- Written instruction -
Would you output the whole listing below, exactly as it reads?

Records contained in a dataset:

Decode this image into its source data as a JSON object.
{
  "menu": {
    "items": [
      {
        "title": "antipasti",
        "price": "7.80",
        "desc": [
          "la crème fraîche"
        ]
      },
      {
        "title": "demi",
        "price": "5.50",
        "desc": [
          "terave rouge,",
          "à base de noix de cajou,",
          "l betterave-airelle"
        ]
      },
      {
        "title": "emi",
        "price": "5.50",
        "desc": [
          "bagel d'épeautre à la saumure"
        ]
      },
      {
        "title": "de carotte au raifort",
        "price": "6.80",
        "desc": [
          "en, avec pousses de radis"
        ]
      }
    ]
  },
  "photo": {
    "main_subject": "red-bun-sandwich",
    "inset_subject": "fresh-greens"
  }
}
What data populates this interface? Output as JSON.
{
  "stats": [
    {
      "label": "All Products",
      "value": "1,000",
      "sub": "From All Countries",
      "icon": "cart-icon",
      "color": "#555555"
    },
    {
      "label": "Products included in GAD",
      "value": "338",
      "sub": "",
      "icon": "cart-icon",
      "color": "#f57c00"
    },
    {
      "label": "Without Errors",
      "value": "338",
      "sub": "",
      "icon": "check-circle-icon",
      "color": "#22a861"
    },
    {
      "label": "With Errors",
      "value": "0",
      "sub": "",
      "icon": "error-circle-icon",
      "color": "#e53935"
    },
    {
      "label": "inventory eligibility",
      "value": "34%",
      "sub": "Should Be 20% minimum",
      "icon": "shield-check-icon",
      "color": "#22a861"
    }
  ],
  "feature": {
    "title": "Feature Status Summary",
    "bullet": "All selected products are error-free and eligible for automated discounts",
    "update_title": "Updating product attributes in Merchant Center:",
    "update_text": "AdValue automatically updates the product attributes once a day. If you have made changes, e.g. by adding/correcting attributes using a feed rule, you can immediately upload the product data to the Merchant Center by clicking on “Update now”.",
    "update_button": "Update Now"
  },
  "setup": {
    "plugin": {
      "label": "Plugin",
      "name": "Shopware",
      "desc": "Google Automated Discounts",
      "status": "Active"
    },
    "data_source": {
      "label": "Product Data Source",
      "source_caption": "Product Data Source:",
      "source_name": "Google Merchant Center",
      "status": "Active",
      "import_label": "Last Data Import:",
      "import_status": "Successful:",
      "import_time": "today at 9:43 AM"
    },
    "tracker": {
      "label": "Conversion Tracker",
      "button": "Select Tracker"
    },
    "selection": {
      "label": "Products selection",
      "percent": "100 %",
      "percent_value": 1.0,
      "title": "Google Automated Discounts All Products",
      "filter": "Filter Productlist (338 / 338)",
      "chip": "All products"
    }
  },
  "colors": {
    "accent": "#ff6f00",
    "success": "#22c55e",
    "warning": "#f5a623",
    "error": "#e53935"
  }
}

- Solved problem -
Decode this image into its source data as a JSON object.
{
  "menu": {
    "items": [
      {
        "title": "antipasti",
        "price": "7.80",
        "desc": [
          "la crème fraîche"
        ]
      },
      {
        "title": "demi",
        "price": "5.50",
        "desc": [
          "terave rouge,",
          "à base de noix de cajou,",
          "l betterave-airelle"
        ]
      },
      {
        "title": "emi",
        "price": "5.50",
        "desc": [
          "bagel d'épeautre à la saumure"
        ]
      },
      {
        "title": "de carotte au raifort",
        "price": "6.80",
        "desc": [
          "en, avec pousses de radis"
        ]
      }
    ]
  },
  "photo": {
    "main_subject": "red-bun-sandwich",
    "inset_subject": "fresh-greens"
  }
}
What data populates this interface? Output as JSON.
{
  "stats": [
    {
      "label": "All Products",
      "value": "1,000",
      "sub": "From All Countries",
      "icon": "cart-icon",
      "color": "#555555"
    },
    {
      "label": "Products included in GAD",
      "value": "338",
      "sub": "",
      "icon": "cart-icon",
      "color": "#f57c00"
    },
    {
      "label": "Without Errors",
      "value": "338",
      "sub": "",
      "icon": "check-circle-icon",
      "color": "#22a861"
    },
    {
      "label": "With Errors",
      "value": "0",
      "sub": "",
      "icon": "error-circle-icon",
      "color": "#e53935"
    },
    {
      "label": "inventory eligibility",
      "value": "34%",
      "sub": "Should Be 20% minimum",
      "icon": "shield-check-icon",
      "color": "#22a861"
    }
  ],
  "feature": {
    "title": "Feature Status Summary",
    "bullet": "All selected products are error-free and eligible for automated discounts",
    "update_title": "Updating product attributes in Merchant Center:",
    "update_text": "AdValue automatically updates the product attributes once a day. If you have made changes, e.g. by adding/correcting attributes using a feed rule, you can immediately upload the product data to the Merchant Center by clicking on “Update now”.",
    "update_button": "Update Now"
  },
  "setup": {
    "plugin": {
      "label": "Plugin",
      "name": "Shopware",
      "desc": "Google Automated Discounts",
      "status": "Active"
    },
    "data_source": {
      "label": "Product Data Source",
      "source_caption": "Product Data Source:",
      "source_name": "Google Merchant Center",
      "status": "Active",
      "import_label": "Last Data Import:",
      "import_status": "Successful:",
      "import_time": "today at 9:43 AM"
    },
    "tracker": {
      "label": "Conversion Tracker",
      "button": "Select Tracker"
    },
    "selection": {
      "label": "Products selection",
      "percent": "100 %",
      "percent_value": 1.0,
      "title": "Google Automated Discounts All Products",
      "filter": "Filter Productlist (338 / 338)",
      "chip": "All products"
    }
  },
  "colors": {
    "accent": "#ff6f00",
    "success": "#22c55e",
    "warning": "#f5a623",
    "error": "#e53935"
  }
}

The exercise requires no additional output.